**GOAL OF THE EXERCISE:** Would you write out every record that follows exactly, with the pictures left out?

______________________________

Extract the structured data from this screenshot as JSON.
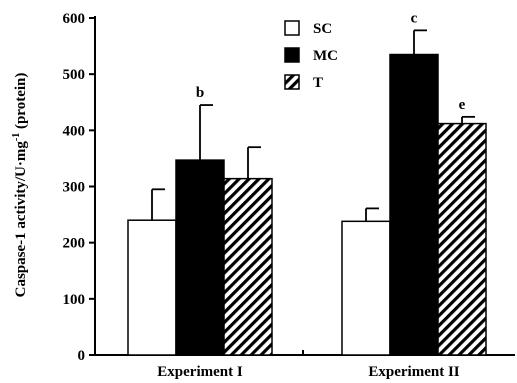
{
  "chart_data": {
    "type": "bar",
    "title": "",
    "ylabel_main": "Caspase-1 activity/U·mg",
    "ylabel_sup": "-1",
    "ylabel_end": " (protein)",
    "categories": [
      "Experiment I",
      "Experiment II"
    ],
    "ylim": [
      0,
      600
    ],
    "yticks": [
      0,
      100,
      200,
      300,
      400,
      500,
      600
    ],
    "grid": false,
    "legend_position": "top-center",
    "series": [
      {
        "name": "SC",
        "fill": "white",
        "values": [
          240,
          238
        ],
        "errors": [
          55,
          23
        ],
        "labels": [
          "",
          ""
        ]
      },
      {
        "name": "MC",
        "fill": "black",
        "values": [
          347,
          535
        ],
        "errors": [
          98,
          43
        ],
        "labels": [
          "b",
          "c"
        ]
      },
      {
        "name": "T",
        "fill": "hatch",
        "values": [
          314,
          412
        ],
        "errors": [
          56,
          12
        ],
        "labels": [
          "",
          "e"
        ]
      }
    ]
  }
}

______________________________

**REPLY:**
Extract the structured data from this screenshot as JSON.
{
  "chart_data": {
    "type": "bar",
    "title": "",
    "ylabel_main": "Caspase-1 activity/U·mg",
    "ylabel_sup": "-1",
    "ylabel_end": " (protein)",
    "categories": [
      "Experiment I",
      "Experiment II"
    ],
    "ylim": [
      0,
      600
    ],
    "yticks": [
      0,
      100,
      200,
      300,
      400,
      500,
      600
    ],
    "grid": false,
    "legend_position": "top-center",
    "series": [
      {
        "name": "SC",
        "fill": "white",
        "values": [
          240,
          238
        ],
        "errors": [
          55,
          23
        ],
        "labels": [
          "",
          ""
        ]
      },
      {
        "name": "MC",
        "fill": "black",
        "values": [
          347,
          535
        ],
        "errors": [
          98,
          43
        ],
        "labels": [
          "b",
          "c"
        ]
      },
      {
        "name": "T",
        "fill": "hatch",
        "values": [
          314,
          412
        ],
        "errors": [
          56,
          12
        ],
        "labels": [
          "",
          "e"
        ]
      }
    ]
  }
}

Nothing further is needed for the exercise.